A block of data:
* Begin *
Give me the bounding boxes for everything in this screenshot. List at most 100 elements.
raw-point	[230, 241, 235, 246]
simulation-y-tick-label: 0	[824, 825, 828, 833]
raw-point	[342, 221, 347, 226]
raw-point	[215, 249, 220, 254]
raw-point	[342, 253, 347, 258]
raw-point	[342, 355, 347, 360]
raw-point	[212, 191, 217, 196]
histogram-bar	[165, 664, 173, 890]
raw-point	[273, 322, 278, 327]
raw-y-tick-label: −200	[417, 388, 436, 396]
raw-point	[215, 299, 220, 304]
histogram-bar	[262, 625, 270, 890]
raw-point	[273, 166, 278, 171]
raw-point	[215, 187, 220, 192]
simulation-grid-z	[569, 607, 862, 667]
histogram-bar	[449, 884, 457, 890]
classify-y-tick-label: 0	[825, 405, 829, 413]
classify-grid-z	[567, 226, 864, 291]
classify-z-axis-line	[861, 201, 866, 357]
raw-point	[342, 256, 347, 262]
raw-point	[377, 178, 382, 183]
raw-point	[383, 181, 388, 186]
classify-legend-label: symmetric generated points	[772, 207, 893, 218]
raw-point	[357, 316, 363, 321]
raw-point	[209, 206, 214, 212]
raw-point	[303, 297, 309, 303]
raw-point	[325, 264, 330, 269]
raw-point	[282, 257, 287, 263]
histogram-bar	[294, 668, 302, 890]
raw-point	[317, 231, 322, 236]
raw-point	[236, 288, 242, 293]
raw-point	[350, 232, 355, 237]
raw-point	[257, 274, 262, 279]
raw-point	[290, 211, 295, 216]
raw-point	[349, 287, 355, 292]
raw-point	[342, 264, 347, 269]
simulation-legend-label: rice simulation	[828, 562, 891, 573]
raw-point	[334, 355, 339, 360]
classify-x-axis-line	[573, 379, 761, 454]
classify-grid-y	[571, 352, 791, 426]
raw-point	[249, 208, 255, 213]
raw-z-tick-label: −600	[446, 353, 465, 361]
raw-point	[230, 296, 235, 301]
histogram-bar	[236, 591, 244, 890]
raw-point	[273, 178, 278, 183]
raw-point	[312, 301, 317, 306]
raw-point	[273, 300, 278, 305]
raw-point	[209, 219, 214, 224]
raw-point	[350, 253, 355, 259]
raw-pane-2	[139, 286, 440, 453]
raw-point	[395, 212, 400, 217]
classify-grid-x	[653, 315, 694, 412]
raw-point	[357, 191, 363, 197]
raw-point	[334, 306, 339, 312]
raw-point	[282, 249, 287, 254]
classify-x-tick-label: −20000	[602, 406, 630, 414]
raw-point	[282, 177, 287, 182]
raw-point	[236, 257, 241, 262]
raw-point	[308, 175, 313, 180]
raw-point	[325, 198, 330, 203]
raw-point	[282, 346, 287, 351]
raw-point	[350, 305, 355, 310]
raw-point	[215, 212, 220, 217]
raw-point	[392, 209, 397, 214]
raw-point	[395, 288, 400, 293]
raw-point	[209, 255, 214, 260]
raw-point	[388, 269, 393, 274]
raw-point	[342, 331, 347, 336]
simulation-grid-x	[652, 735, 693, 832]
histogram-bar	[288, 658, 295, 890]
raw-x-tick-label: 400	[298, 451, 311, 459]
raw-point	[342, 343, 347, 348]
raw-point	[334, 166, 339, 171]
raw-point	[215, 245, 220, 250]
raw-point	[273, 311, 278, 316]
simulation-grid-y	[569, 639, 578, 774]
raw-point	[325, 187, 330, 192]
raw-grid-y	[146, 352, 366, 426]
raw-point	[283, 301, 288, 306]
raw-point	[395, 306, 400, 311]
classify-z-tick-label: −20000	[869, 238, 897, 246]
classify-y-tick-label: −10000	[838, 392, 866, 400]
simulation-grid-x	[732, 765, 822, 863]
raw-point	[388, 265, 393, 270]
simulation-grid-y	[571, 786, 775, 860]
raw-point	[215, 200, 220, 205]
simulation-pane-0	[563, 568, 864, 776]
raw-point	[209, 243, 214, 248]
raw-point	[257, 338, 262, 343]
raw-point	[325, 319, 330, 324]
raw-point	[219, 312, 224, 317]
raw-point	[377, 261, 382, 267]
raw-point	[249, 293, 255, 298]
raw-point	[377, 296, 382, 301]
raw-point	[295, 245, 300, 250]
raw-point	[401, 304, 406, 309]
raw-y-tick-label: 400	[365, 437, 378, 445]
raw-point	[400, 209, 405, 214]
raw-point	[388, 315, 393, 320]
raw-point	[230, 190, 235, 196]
* End *
● Prompt: Present every line of the item above as a numbered list, and drop any blank lines.

● Expected answer:
1. Give me the bounding boxes for everything in this screenshot. List at most 100 elements.
2. raw-point	[230, 241, 235, 246]
3. simulation-y-tick-label: 0	[824, 825, 828, 833]
4. raw-point	[342, 221, 347, 226]
5. raw-point	[215, 249, 220, 254]
6. raw-point	[342, 253, 347, 258]
7. raw-point	[342, 355, 347, 360]
8. raw-point	[212, 191, 217, 196]
9. histogram-bar	[165, 664, 173, 890]
10. raw-point	[273, 322, 278, 327]
11. raw-y-tick-label: −200	[417, 388, 436, 396]
12. raw-point	[215, 299, 220, 304]
13. histogram-bar	[262, 625, 270, 890]
14. raw-point	[273, 166, 278, 171]
15. raw-point	[215, 187, 220, 192]
16. simulation-grid-z	[569, 607, 862, 667]
17. histogram-bar	[449, 884, 457, 890]
18. classify-y-tick-label: 0	[825, 405, 829, 413]
19. classify-grid-z	[567, 226, 864, 291]
20. classify-z-axis-line	[861, 201, 866, 357]
21. raw-point	[342, 256, 347, 262]
22. raw-point	[377, 178, 382, 183]
23. raw-point	[383, 181, 388, 186]
24. classify-legend-label: symmetric generated points	[772, 207, 893, 218]
25. raw-point	[357, 316, 363, 321]
26. raw-point	[209, 206, 214, 212]
27. raw-point	[303, 297, 309, 303]
28. raw-point	[325, 264, 330, 269]
29. raw-point	[282, 257, 287, 263]
30. histogram-bar	[294, 668, 302, 890]
31. raw-point	[317, 231, 322, 236]
32. raw-point	[236, 288, 242, 293]
33. raw-point	[350, 232, 355, 237]
34. raw-point	[257, 274, 262, 279]
35. raw-point	[290, 211, 295, 216]
36. raw-point	[349, 287, 355, 292]
37. raw-point	[342, 264, 347, 269]
38. simulation-legend-label: rice simulation	[828, 562, 891, 573]
39. raw-point	[334, 355, 339, 360]
40. classify-x-axis-line	[573, 379, 761, 454]
41. classify-grid-y	[571, 352, 791, 426]
42. raw-point	[249, 208, 255, 213]
43. raw-z-tick-label: −600	[446, 353, 465, 361]
44. raw-point	[230, 296, 235, 301]
45. histogram-bar	[236, 591, 244, 890]
46. raw-point	[273, 178, 278, 183]
47. raw-point	[312, 301, 317, 306]
48. raw-point	[273, 300, 278, 305]
49. raw-point	[209, 219, 214, 224]
50. raw-point	[350, 253, 355, 259]
51. raw-pane-2	[139, 286, 440, 453]
52. raw-point	[395, 212, 400, 217]
53. classify-grid-x	[653, 315, 694, 412]
54. raw-point	[357, 191, 363, 197]
55. raw-point	[334, 306, 339, 312]
56. raw-point	[282, 249, 287, 254]
57. classify-x-tick-label: −20000	[602, 406, 630, 414]
58. raw-point	[282, 177, 287, 182]
59. raw-point	[236, 257, 241, 262]
60. raw-point	[308, 175, 313, 180]
61. raw-point	[325, 198, 330, 203]
62. raw-point	[282, 346, 287, 351]
63. raw-point	[350, 305, 355, 310]
64. raw-point	[215, 212, 220, 217]
65. raw-point	[392, 209, 397, 214]
66. raw-point	[395, 288, 400, 293]
67. raw-point	[209, 255, 214, 260]
68. raw-point	[388, 269, 393, 274]
69. raw-point	[342, 331, 347, 336]
70. simulation-grid-x	[652, 735, 693, 832]
71. histogram-bar	[288, 658, 295, 890]
72. raw-x-tick-label: 400	[298, 451, 311, 459]
73. raw-point	[342, 343, 347, 348]
74. raw-point	[334, 166, 339, 171]
75. raw-point	[215, 245, 220, 250]
76. raw-point	[273, 311, 278, 316]
77. simulation-grid-y	[569, 639, 578, 774]
78. raw-point	[325, 187, 330, 192]
79. raw-grid-y	[146, 352, 366, 426]
80. raw-point	[283, 301, 288, 306]
81. raw-point	[395, 306, 400, 311]
82. classify-z-tick-label: −20000	[869, 238, 897, 246]
83. classify-y-tick-label: −10000	[838, 392, 866, 400]
84. simulation-grid-x	[732, 765, 822, 863]
85. raw-point	[388, 265, 393, 270]
86. simulation-grid-y	[571, 786, 775, 860]
87. raw-point	[215, 200, 220, 205]
88. simulation-pane-0	[563, 568, 864, 776]
89. raw-point	[209, 243, 214, 248]
90. raw-point	[257, 338, 262, 343]
91. raw-point	[325, 319, 330, 324]
92. raw-point	[219, 312, 224, 317]
93. raw-point	[377, 261, 382, 267]
94. raw-point	[249, 293, 255, 298]
95. raw-point	[377, 296, 382, 301]
96. raw-point	[295, 245, 300, 250]
97. raw-point	[401, 304, 406, 309]
98. raw-y-tick-label: 400	[365, 437, 378, 445]
99. raw-point	[400, 209, 405, 214]
100. raw-point	[388, 315, 393, 320]
101. raw-point	[230, 190, 235, 196]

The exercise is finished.